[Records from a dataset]
====
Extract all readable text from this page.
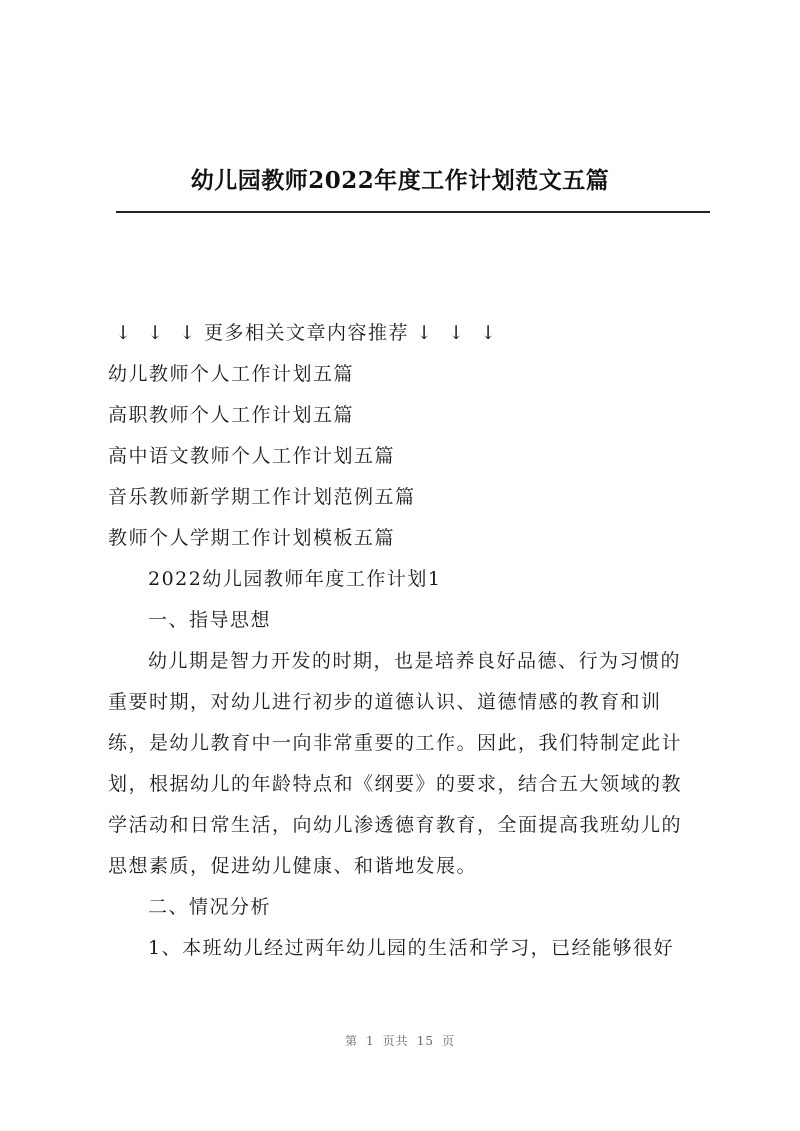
幼儿园教师2022年度工作计划范文五篇
↓ ↓ ↓ 更多相关文章内容推荐 ↓ ↓ ↓
幼儿教师个人工作计划五篇
高职教师个人工作计划五篇
高中语文教师个人工作计划五篇
音乐教师新学期工作计划范例五篇
教师个人学期工作计划模板五篇
2022幼儿园教师年度工作计划1
一、指导思想
幼儿期是智力开发的时期，也是培养良好品德、行为习惯的
重要时期，对幼儿进行初步的道德认识、道德情感的教育和训
练，是幼儿教育中一向非常重要的工作。因此，我们特制定此计
划，根据幼儿的年龄特点和《纲要》的要求，结合五大领域的教
学活动和日常生活，向幼儿渗透德育教育，全面提高我班幼儿的
思想素质，促进幼儿健康、和谐地发展。
二、情况分析
1、本班幼儿经过两年幼儿园的生活和学习，已经能够很好
第 1 页共 15 页
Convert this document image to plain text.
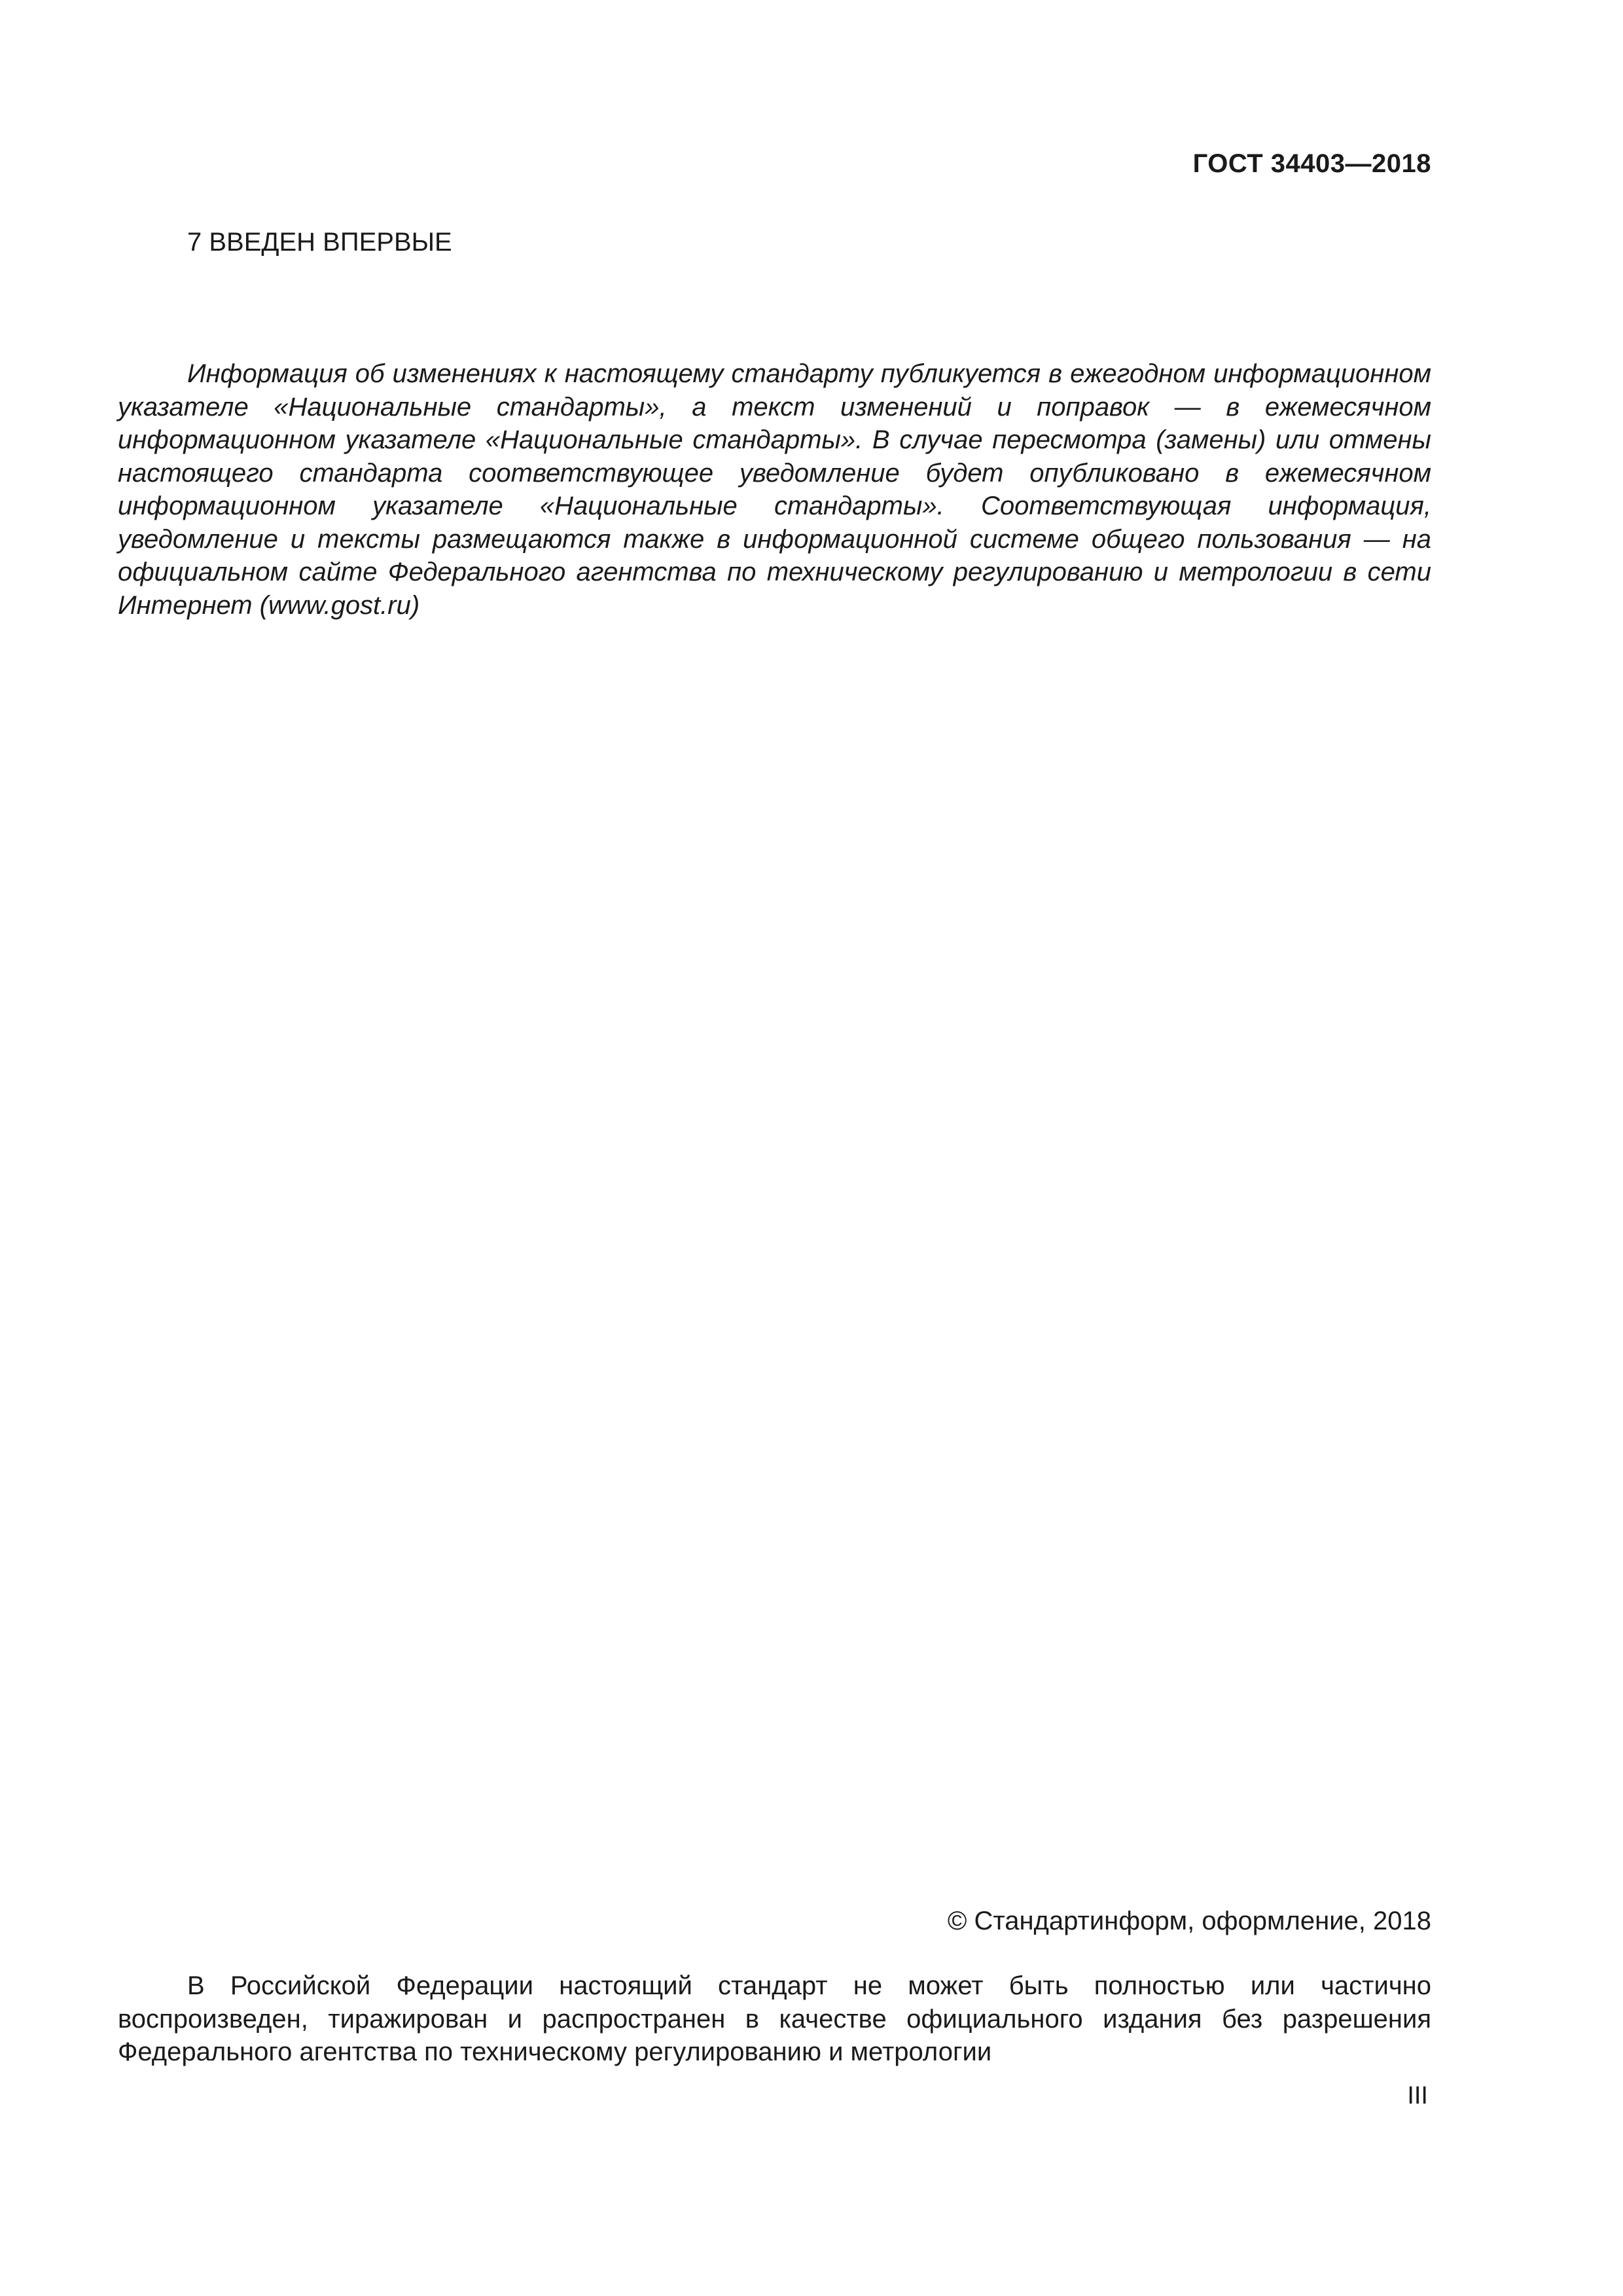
ГОСТ 34403—2018
7 ВВЕДЕН ВПЕРВЫЕ

Информация об изменениях к настоящему стандарту публикуется в ежегодном информационном указателе «Национальные стандарты», а текст изменений и поправок — в ежемесячном информационном указателе «Национальные стандарты». В случае пересмотра (замены) или отмены настоящего стандарта соответствующее уведомление будет опубликовано в ежемесячном информационном указателе «Национальные стандарты». Соответствующая информация, уведомление и тексты размещаются также в информационной системе общего пользования — на официальном сайте Федерального агентства по техническому регулированию и метрологии в сети Интернет (www.gost.ru)

© Стандартинформ, оформление, 2018

В Российской Федерации настоящий стандарт не может быть полностью или частично воспроизведен, тиражирован и распространен в качестве официального издания без разрешения Федерального агентства по техническому регулированию и метрологии

III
====
• WHAT IS BEING ASKED
Scan the data above; copy every line where "this" appears.

• EXERCISE RESPONSE
Extract all readable text from this page.
Convert this document image to plain text.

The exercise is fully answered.